▶ **Work to complete**: From the listing below, pull out all lines with "Read" in them.

Data entries:

────────────────────────────────────────

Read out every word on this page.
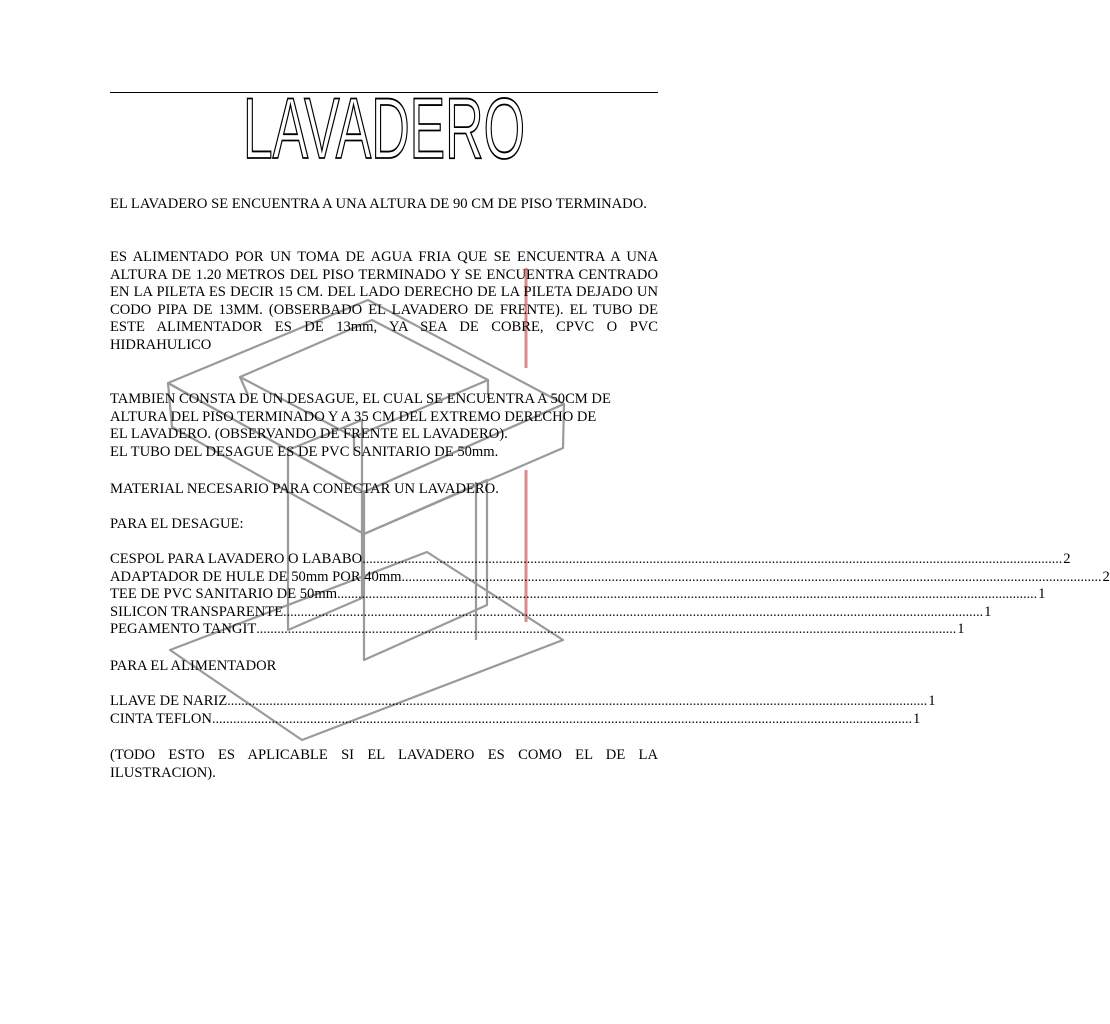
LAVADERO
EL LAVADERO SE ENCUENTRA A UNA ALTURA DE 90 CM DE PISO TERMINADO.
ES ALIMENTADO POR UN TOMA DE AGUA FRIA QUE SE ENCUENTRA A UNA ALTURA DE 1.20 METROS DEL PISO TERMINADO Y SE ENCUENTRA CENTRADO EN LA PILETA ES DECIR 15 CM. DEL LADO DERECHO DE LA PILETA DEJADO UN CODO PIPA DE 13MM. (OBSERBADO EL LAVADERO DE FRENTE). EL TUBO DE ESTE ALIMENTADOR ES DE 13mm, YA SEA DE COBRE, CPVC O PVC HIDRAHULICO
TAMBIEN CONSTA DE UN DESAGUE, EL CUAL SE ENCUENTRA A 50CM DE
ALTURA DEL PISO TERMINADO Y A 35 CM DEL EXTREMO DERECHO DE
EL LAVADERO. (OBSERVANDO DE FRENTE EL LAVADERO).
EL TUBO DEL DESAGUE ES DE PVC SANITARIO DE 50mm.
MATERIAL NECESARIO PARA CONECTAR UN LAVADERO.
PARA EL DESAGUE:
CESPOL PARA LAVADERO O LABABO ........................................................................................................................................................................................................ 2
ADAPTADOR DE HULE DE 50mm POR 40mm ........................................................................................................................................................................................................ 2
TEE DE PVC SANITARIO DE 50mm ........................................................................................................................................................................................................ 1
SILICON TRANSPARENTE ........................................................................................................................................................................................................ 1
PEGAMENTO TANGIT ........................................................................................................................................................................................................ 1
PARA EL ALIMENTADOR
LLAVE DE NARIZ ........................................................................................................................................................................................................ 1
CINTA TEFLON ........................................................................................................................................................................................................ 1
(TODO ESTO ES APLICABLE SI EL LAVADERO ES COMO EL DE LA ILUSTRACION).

────────────────────────────────────────

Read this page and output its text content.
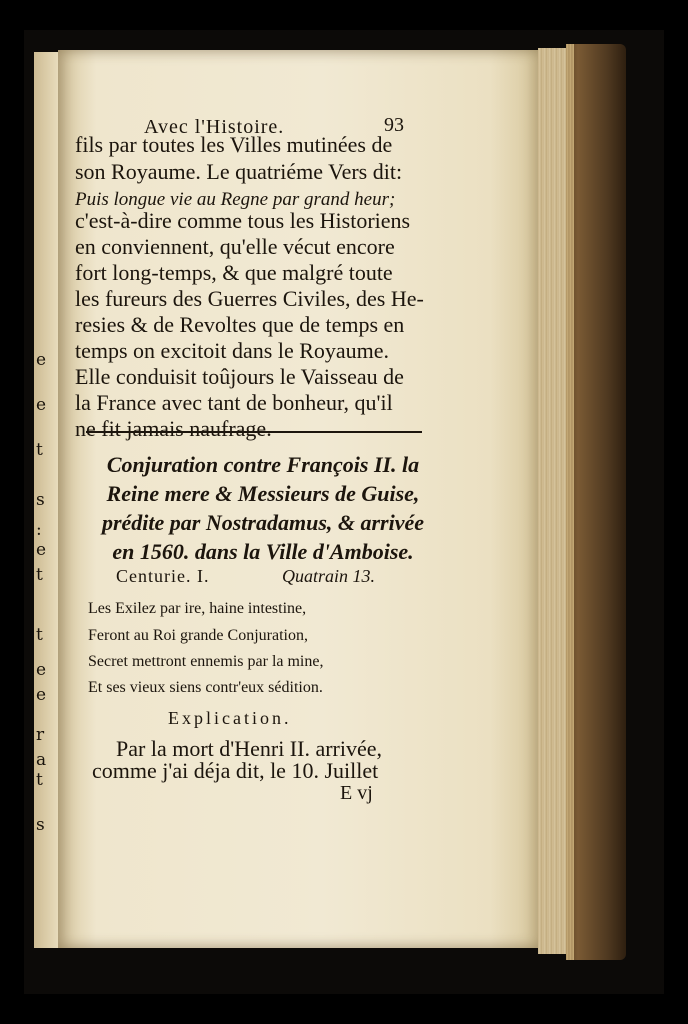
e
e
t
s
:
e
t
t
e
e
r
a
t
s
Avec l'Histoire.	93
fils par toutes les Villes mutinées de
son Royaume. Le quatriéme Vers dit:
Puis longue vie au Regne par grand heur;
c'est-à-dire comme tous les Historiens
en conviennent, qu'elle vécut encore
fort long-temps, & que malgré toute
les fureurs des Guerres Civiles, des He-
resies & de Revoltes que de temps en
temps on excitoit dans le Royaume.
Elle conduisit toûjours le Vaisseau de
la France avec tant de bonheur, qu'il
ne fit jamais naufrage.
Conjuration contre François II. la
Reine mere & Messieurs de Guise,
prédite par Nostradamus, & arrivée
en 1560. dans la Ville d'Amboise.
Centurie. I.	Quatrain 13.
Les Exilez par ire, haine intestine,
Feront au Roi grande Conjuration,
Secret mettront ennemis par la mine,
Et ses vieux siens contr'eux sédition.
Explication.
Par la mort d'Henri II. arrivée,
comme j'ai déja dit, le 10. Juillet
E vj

────────────────────────────────────────

▶ **Task response**:
Read out every word on this page.
Read this page and output its text content.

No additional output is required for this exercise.